### Selected extract:
Products: Large Cap Growth Equity

Small Cap Growth Equity   •   Large Cap Growth Equity   •   Core Fixed Income   •  Intermediate Fixed Income   •   Short-term Fixed Income  •   Balanced

 

Investment Manager:

Martin E. LaPrade, CFA
Partner, Equity Portfolio Manager
31 Years of Investment Experience

Phone: (904) 493-5500
Fax: (904) 493-5524

Philosophy
Sawgrass Asset Management’s growth equity product has had a consistent investment philosophy and style since its inception in 1998. The product selects domestic stocks with greater earnings potential than the market. We add value over time by combining quantitative models with bottom-up fundamental research in a consistent and structured investment discipline. Our process identifies companies with strong earnings momentum, rising earnings estimates, and reasonable valuation relative to the Russell 1000 Growth Index. We believe that in combination, these three elements allow us to identify companies early in their cycle of positive change, which offers above average appreciation potential.

Process
Sawgrass applies a time-tested quantitative approach to a universe of 1000 liquid stocks to evaluate bottom-up factors such as earnings momentum, earnings estimates, and valuation.

In addition, we evaluate financial statement data. This approach builds a list of purchase candidates consisting of 100 stocks that all have favorable attributes and have demonstrated their ability to be successful companies. This list is then researched on a fundamental basis to evaluate the viability of continued earnings growth and to uncover influential qualitative elements of each security.

### Input:

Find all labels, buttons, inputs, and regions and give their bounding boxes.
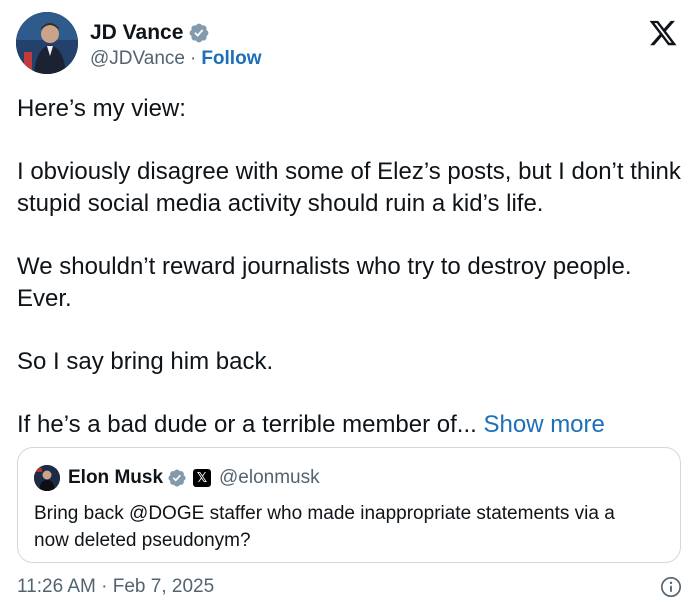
show-more-link[interactable]: Show more — [483, 411, 604, 438]
quoted-author-name[interactable]: Elon Musk — [68, 467, 163, 489]
x-logo-icon[interactable] — [648, 18, 678, 48]
tweet-paragraph: We shouldn’t reward journalists who try … — [17, 253, 632, 312]
author-display-name[interactable]: JD Vance — [90, 21, 183, 45]
tweet-paragraph: I obviously disagree with some of Elez’s… — [17, 158, 681, 217]
separator-dot: · — [189, 48, 197, 69]
follow-button[interactable]: Follow — [201, 48, 261, 70]
info-icon[interactable] — [660, 576, 682, 598]
tweet-paragraph: Here’s my view: — [17, 95, 186, 122]
tweet-truncated-text: If he’s a bad dude or a terrible member … — [17, 411, 477, 438]
quoted-tweet-text: Bring back @DOGE staffer who made inappr… — [34, 503, 615, 551]
quoted-tweet[interactable]: Elon Musk 𝕏 @elonmusk Bring back @DOGE s… — [17, 447, 681, 563]
verified-badge-icon — [168, 469, 186, 487]
verified-badge-icon — [190, 23, 209, 43]
tweet-paragraph: So I say bring him back. — [17, 348, 274, 375]
tweet-paragraph-truncated: If he’s a bad dude or a terrible member … — [17, 409, 687, 441]
quoted-tweet-header: Elon Musk 𝕏 @elonmusk — [34, 465, 320, 491]
author-handle-row: @JDVance · Follow — [90, 48, 261, 70]
quoted-author-handle[interactable]: @elonmusk — [219, 467, 320, 489]
affiliation-badge-icon: 𝕏 — [193, 469, 212, 487]
tweet-header: JD Vance @JDVance · Follow — [16, 12, 684, 76]
author-avatar[interactable] — [16, 12, 78, 74]
quoted-author-avatar[interactable] — [34, 465, 60, 491]
tweet-body: Here’s my view: I obviously disagree wit… — [17, 93, 687, 441]
author-handle[interactable]: @JDVance — [90, 48, 185, 70]
author-name-row: JD Vance — [90, 21, 210, 45]
tweet-timestamp[interactable]: 11:26 AM · Feb 7, 2025 — [17, 576, 214, 598]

### Exercises:
1. In the records, reproduce verbatim every line from the one containing "show-more-link[interactable]: Show more" through the one containing "author-handle-row: @JDVance ·", including both of those lines.
2. Write the next part of the large cap growth equity product description, continuing from its last sentence.

### Answers per task:
1.
show-more-link[interactable]: Show more — [483, 411, 604, 438]
quoted-author-name[interactable]: Elon Musk — [68, 467, 163, 489]
x-logo-icon[interactable] — [648, 18, 678, 48]
tweet-paragraph: We shouldn’t reward journalists who try … — [17, 253, 632, 312]
author-display-name[interactable]: JD Vance — [90, 21, 183, 45]
tweet-paragraph: I obviously disagree with some of Elez’s… — [17, 158, 681, 217]
separator-dot: · — [189, 48, 197, 69]
follow-button[interactable]: Follow — [201, 48, 261, 70]
info-icon[interactable] — [660, 576, 682, 598]
tweet-paragraph: Here’s my view: — [17, 95, 186, 122]
tweet-truncated-text: If he’s a bad dude or a terrible member … — [17, 411, 477, 438]
quoted-tweet-text: Bring back @DOGE staffer who made inappr… — [34, 503, 615, 551]
quoted-tweet[interactable]: Elon Musk 𝕏 @elonmusk Bring back @DOGE s… — [17, 447, 681, 563]
verified-badge-icon — [168, 469, 186, 487]
verified-badge-icon — [190, 23, 209, 43]
tweet-paragraph: So I say bring him back. — [17, 348, 274, 375]
tweet-paragraph-truncated: If he’s a bad dude or a terrible member … — [17, 409, 687, 441]
quoted-tweet-header: Elon Musk 𝕏 @elonmusk — [34, 465, 320, 491]
author-handle-row: @JDVance · Follow — [90, 48, 261, 70]

2.
We construct a well-diversified portfolio of 45-55 stocks based on portfolio attribution and fundamental analysis. Our process focuses on specific stock selection and factor emphasis while paying close attention to industry and sector weightings relative to the Russell 1000 Growth Index.

Our sell discipline focuses on four main areas. Companies are sold when earnings expectations start to decline, fundamental factors begin to experience significant changes, more attractive companies are identified, or risk profile realignment is necessary. Particular attention is paid to a stock's change in earnings estimates. Our strategy seeks to avoid stocks with weakening earnings or price trends.

We maintain an active portfolio that seeks to be fully invested with less than 5% in cash. No options or leverage is employed.

2nd Quarter 2008 Stock Market Commentary

Market Review:

The stock market continued its rollercoaster ride during the second quarter. By mid-May, the S&P 500 had risen almost 9% only to give back all its gains ending the quarter with a loss of 2.7%. It was a tale of two markets as energy stocks were up 17+%, while financials continued their decline down 18+% for the quarter (30+% year to date). Growth stocks, led by energy and technology, outperformed the financial heavy value indexes. Surprisingly, smaller stocks outperformed larger stocks with the midcap area leading the way. The state of U.S. financial companies continue to deteriorate as energy and commodity prices sharply rose. Concerns regarding the health of Fannie Mae and Freddie Mac also weighed heavily on the stock market. After five consecutive calendar years of positive returns, the first half of 2008 makes six consecutive years a challenge.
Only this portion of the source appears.